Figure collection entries
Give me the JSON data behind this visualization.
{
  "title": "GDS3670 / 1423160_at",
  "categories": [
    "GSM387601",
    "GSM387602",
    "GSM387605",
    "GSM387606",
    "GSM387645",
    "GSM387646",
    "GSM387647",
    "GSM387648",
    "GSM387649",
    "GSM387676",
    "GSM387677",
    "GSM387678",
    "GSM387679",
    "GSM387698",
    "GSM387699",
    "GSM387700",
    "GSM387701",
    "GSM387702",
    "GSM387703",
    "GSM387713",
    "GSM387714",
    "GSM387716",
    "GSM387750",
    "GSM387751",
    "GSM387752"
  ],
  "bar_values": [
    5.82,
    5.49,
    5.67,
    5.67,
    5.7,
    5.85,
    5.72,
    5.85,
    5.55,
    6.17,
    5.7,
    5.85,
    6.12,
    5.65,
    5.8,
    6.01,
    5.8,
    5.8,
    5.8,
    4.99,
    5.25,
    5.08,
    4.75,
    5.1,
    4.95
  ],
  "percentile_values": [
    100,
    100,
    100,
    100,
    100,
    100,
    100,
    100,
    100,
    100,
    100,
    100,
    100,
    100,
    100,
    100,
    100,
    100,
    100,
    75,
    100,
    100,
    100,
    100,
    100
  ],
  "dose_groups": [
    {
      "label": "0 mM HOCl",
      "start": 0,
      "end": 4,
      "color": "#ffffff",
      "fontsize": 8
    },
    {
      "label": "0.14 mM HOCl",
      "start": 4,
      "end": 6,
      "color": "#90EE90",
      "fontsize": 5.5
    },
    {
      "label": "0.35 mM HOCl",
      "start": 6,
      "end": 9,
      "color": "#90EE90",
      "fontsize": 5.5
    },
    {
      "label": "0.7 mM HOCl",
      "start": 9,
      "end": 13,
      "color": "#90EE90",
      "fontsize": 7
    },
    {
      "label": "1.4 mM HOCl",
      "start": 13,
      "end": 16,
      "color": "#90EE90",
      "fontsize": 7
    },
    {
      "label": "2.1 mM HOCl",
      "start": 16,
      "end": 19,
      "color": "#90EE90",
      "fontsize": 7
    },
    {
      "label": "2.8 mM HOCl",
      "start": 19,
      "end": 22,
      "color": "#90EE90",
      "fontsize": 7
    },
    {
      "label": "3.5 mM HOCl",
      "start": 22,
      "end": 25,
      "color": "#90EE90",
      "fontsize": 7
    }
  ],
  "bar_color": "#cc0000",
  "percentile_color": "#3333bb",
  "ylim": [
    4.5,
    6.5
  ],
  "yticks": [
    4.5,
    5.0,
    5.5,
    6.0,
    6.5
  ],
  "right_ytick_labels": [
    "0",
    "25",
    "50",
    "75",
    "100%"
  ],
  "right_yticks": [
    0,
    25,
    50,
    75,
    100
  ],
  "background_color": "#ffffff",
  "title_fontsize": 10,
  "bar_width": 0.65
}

# Problem to solve
Copy each record from above exactly, and include every line.

# Result of the task
Give me the JSON data behind this visualization.
{
  "title": "GDS3670 / 1423160_at",
  "categories": [
    "GSM387601",
    "GSM387602",
    "GSM387605",
    "GSM387606",
    "GSM387645",
    "GSM387646",
    "GSM387647",
    "GSM387648",
    "GSM387649",
    "GSM387676",
    "GSM387677",
    "GSM387678",
    "GSM387679",
    "GSM387698",
    "GSM387699",
    "GSM387700",
    "GSM387701",
    "GSM387702",
    "GSM387703",
    "GSM387713",
    "GSM387714",
    "GSM387716",
    "GSM387750",
    "GSM387751",
    "GSM387752"
  ],
  "bar_values": [
    5.82,
    5.49,
    5.67,
    5.67,
    5.7,
    5.85,
    5.72,
    5.85,
    5.55,
    6.17,
    5.7,
    5.85,
    6.12,
    5.65,
    5.8,
    6.01,
    5.8,
    5.8,
    5.8,
    4.99,
    5.25,
    5.08,
    4.75,
    5.1,
    4.95
  ],
  "percentile_values": [
    100,
    100,
    100,
    100,
    100,
    100,
    100,
    100,
    100,
    100,
    100,
    100,
    100,
    100,
    100,
    100,
    100,
    100,
    100,
    75,
    100,
    100,
    100,
    100,
    100
  ],
  "dose_groups": [
    {
      "label": "0 mM HOCl",
      "start": 0,
      "end": 4,
      "color": "#ffffff",
      "fontsize": 8
    },
    {
      "label": "0.14 mM HOCl",
      "start": 4,
      "end": 6,
      "color": "#90EE90",
      "fontsize": 5.5
    },
    {
      "label": "0.35 mM HOCl",
      "start": 6,
      "end": 9,
      "color": "#90EE90",
      "fontsize": 5.5
    },
    {
      "label": "0.7 mM HOCl",
      "start": 9,
      "end": 13,
      "color": "#90EE90",
      "fontsize": 7
    },
    {
      "label": "1.4 mM HOCl",
      "start": 13,
      "end": 16,
      "color": "#90EE90",
      "fontsize": 7
    },
    {
      "label": "2.1 mM HOCl",
      "start": 16,
      "end": 19,
      "color": "#90EE90",
      "fontsize": 7
    },
    {
      "label": "2.8 mM HOCl",
      "start": 19,
      "end": 22,
      "color": "#90EE90",
      "fontsize": 7
    },
    {
      "label": "3.5 mM HOCl",
      "start": 22,
      "end": 25,
      "color": "#90EE90",
      "fontsize": 7
    }
  ],
  "bar_color": "#cc0000",
  "percentile_color": "#3333bb",
  "ylim": [
    4.5,
    6.5
  ],
  "yticks": [
    4.5,
    5.0,
    5.5,
    6.0,
    6.5
  ],
  "right_ytick_labels": [
    "0",
    "25",
    "50",
    "75",
    "100%"
  ],
  "right_yticks": [
    0,
    25,
    50,
    75,
    100
  ],
  "background_color": "#ffffff",
  "title_fontsize": 10,
  "bar_width": 0.65
}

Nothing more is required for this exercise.